## Aim of the task
Read the lines below. Copy out any that hold the string "ohlc".
[Begin Records provided]
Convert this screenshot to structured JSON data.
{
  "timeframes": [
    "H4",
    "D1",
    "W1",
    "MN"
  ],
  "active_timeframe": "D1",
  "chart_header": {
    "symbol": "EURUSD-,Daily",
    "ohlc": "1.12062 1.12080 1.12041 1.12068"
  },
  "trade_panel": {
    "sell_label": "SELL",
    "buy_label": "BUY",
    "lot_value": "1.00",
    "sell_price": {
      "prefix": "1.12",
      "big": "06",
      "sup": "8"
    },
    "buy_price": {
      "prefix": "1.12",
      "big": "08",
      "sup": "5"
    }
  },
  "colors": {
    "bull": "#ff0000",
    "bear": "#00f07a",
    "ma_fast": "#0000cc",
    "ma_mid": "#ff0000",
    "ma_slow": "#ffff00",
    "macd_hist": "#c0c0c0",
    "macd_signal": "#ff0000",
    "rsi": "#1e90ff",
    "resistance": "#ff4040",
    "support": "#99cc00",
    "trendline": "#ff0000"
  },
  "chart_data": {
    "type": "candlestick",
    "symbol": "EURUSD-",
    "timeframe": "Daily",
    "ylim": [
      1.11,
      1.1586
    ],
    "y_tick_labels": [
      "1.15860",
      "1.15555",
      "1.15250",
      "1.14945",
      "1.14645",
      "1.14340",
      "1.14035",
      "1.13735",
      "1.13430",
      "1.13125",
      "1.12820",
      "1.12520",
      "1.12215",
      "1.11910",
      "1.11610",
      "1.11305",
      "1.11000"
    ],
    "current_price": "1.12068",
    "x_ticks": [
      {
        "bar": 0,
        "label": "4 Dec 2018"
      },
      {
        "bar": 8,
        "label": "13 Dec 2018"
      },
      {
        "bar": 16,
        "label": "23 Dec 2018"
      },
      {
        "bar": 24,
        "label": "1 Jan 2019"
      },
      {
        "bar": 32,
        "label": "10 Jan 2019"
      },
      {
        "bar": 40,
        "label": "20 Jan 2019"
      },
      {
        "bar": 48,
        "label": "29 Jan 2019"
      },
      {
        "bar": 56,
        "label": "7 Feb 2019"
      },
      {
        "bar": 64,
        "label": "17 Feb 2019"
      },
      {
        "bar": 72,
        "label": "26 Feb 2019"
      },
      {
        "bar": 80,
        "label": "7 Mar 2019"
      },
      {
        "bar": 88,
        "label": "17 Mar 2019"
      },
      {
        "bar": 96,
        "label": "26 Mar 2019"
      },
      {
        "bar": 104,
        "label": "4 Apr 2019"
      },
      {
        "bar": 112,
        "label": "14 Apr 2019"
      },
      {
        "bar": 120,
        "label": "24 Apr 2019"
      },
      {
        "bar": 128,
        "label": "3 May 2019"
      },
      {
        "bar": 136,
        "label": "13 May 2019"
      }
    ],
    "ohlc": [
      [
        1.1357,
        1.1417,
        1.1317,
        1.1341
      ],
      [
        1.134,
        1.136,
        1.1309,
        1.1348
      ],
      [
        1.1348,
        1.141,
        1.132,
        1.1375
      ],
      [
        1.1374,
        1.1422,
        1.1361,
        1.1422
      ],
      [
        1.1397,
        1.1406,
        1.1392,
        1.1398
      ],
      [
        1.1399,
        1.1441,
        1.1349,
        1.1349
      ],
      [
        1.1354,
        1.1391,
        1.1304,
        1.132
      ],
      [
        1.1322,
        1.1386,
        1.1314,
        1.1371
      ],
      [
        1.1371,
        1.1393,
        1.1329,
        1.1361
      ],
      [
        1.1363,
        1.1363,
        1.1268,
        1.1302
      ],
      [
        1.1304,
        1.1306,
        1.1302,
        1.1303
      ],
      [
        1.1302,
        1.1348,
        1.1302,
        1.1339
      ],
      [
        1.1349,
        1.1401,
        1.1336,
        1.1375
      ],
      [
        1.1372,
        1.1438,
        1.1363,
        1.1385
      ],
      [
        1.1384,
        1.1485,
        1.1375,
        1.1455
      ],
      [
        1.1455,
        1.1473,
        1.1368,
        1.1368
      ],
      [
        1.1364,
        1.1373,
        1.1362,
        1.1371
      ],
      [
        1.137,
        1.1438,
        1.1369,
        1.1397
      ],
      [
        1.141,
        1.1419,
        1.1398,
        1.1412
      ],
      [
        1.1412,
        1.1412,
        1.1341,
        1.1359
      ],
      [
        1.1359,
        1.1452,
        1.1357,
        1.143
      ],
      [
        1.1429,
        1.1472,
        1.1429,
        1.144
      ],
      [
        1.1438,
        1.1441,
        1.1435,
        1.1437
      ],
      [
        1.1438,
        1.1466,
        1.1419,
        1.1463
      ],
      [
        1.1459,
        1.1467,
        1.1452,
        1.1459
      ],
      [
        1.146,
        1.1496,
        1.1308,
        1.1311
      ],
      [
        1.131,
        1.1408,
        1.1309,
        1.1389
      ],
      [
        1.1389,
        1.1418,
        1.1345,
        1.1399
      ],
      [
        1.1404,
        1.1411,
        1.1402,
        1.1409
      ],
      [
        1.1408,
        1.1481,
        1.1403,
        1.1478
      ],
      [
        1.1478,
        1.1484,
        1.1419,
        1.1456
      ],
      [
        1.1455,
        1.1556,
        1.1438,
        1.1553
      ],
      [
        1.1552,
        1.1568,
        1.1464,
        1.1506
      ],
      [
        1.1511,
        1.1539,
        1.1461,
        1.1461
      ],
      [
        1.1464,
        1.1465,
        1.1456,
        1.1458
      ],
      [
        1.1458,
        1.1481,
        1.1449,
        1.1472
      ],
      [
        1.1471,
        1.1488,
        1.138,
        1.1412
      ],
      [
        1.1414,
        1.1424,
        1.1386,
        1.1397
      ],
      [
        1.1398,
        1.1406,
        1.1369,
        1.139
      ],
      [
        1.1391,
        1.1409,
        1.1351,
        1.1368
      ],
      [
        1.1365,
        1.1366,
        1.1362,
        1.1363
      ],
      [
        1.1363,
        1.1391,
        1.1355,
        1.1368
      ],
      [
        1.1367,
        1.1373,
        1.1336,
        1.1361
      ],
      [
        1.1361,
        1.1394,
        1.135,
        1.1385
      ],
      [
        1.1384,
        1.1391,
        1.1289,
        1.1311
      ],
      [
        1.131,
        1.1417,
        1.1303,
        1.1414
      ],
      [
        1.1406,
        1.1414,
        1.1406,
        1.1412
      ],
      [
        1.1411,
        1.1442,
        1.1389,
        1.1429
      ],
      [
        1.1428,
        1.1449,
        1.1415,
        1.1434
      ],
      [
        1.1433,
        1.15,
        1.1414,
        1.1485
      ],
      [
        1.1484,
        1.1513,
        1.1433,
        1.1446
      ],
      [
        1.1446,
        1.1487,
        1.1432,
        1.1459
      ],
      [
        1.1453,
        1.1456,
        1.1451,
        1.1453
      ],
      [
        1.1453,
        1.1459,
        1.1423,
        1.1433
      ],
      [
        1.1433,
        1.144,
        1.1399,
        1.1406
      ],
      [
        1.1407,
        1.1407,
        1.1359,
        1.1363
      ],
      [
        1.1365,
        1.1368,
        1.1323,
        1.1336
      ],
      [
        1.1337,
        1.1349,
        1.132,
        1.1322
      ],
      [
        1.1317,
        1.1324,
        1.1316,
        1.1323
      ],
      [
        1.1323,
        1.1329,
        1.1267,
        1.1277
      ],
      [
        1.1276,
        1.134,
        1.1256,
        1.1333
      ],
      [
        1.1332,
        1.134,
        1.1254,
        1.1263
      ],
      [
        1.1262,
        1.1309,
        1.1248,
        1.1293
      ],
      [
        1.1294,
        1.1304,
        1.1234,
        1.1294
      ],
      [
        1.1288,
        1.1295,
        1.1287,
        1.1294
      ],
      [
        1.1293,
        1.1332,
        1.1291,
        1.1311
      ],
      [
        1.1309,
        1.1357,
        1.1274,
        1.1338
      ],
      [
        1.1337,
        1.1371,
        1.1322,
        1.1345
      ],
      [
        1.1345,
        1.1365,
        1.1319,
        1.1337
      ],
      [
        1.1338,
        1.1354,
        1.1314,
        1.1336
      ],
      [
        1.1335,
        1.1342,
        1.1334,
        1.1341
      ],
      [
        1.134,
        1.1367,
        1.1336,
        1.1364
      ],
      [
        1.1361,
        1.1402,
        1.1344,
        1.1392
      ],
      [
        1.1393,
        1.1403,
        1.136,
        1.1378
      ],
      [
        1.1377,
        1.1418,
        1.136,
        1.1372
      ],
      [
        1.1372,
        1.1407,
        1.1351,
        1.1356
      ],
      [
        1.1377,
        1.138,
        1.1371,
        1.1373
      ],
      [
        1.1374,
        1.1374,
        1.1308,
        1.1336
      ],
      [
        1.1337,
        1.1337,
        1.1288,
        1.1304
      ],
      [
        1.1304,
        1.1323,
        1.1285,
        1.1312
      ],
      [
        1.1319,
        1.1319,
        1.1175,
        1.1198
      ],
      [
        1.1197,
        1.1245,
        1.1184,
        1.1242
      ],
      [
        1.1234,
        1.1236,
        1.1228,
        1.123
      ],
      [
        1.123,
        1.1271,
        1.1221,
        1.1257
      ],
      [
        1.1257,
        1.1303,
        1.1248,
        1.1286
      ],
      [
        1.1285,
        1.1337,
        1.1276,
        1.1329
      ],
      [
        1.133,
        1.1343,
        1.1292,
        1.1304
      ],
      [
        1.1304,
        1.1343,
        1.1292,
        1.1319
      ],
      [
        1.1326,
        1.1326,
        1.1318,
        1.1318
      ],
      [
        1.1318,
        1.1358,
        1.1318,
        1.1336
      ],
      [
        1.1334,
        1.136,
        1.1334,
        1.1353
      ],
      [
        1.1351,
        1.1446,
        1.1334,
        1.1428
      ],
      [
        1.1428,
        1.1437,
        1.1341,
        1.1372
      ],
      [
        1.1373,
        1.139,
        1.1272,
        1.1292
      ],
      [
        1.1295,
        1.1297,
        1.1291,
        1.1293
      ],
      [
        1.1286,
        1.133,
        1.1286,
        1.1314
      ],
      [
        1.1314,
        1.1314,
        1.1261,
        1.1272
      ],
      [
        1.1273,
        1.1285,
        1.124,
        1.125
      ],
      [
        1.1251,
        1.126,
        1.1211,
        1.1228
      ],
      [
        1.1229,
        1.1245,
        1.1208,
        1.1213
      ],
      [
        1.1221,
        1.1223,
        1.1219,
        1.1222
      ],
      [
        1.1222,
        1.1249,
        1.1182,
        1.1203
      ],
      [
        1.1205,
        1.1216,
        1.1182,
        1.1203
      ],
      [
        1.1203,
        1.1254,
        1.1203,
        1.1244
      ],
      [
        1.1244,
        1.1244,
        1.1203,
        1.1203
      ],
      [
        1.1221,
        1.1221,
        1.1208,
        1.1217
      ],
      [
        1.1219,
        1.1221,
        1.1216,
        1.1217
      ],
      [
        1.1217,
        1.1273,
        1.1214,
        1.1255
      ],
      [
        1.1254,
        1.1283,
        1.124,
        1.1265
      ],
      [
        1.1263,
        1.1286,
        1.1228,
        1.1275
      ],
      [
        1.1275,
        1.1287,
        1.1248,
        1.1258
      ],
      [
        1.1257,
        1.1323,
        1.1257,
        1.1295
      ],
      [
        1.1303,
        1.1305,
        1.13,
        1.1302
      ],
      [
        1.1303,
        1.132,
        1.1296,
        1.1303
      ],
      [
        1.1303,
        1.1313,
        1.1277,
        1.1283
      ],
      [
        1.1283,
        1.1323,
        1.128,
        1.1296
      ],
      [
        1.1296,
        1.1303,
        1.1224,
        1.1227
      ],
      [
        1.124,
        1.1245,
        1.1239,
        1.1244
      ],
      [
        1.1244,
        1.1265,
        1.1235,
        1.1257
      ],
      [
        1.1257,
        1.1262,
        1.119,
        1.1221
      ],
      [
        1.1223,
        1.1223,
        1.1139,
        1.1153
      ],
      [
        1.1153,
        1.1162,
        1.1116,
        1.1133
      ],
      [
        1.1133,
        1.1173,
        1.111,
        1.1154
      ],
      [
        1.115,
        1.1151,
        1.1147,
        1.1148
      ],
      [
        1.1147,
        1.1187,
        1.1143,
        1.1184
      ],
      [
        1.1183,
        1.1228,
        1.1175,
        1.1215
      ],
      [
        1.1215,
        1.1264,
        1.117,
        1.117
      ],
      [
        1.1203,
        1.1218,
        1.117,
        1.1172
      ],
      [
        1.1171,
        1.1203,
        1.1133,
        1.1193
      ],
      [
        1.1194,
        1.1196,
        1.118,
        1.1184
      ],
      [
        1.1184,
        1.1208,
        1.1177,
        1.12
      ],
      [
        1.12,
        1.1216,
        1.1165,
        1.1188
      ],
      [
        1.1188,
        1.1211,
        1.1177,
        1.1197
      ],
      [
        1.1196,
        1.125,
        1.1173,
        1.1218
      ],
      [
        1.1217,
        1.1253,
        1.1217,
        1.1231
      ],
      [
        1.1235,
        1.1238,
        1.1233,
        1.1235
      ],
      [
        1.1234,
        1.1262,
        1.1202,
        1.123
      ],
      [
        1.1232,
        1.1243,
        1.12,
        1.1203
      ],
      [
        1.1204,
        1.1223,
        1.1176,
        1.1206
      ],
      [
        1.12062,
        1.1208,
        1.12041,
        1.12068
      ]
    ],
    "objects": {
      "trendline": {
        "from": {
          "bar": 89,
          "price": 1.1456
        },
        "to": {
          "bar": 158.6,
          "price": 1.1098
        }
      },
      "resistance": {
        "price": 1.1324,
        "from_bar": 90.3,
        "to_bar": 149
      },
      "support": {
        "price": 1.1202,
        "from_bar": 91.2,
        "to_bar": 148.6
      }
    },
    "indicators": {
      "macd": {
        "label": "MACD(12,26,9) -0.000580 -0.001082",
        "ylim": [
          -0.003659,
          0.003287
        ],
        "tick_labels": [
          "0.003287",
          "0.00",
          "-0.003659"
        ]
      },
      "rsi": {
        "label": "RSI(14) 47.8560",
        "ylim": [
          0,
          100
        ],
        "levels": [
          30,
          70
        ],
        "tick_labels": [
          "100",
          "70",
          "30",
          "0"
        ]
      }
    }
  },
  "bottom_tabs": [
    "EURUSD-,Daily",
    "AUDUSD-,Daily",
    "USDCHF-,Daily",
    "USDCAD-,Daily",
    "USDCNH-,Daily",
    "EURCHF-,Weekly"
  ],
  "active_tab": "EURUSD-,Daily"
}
[End Records provided]
## Response to this exercise
    "ohlc": "1.12062 1.12080 1.12041 1.12068"
    "ohlc": [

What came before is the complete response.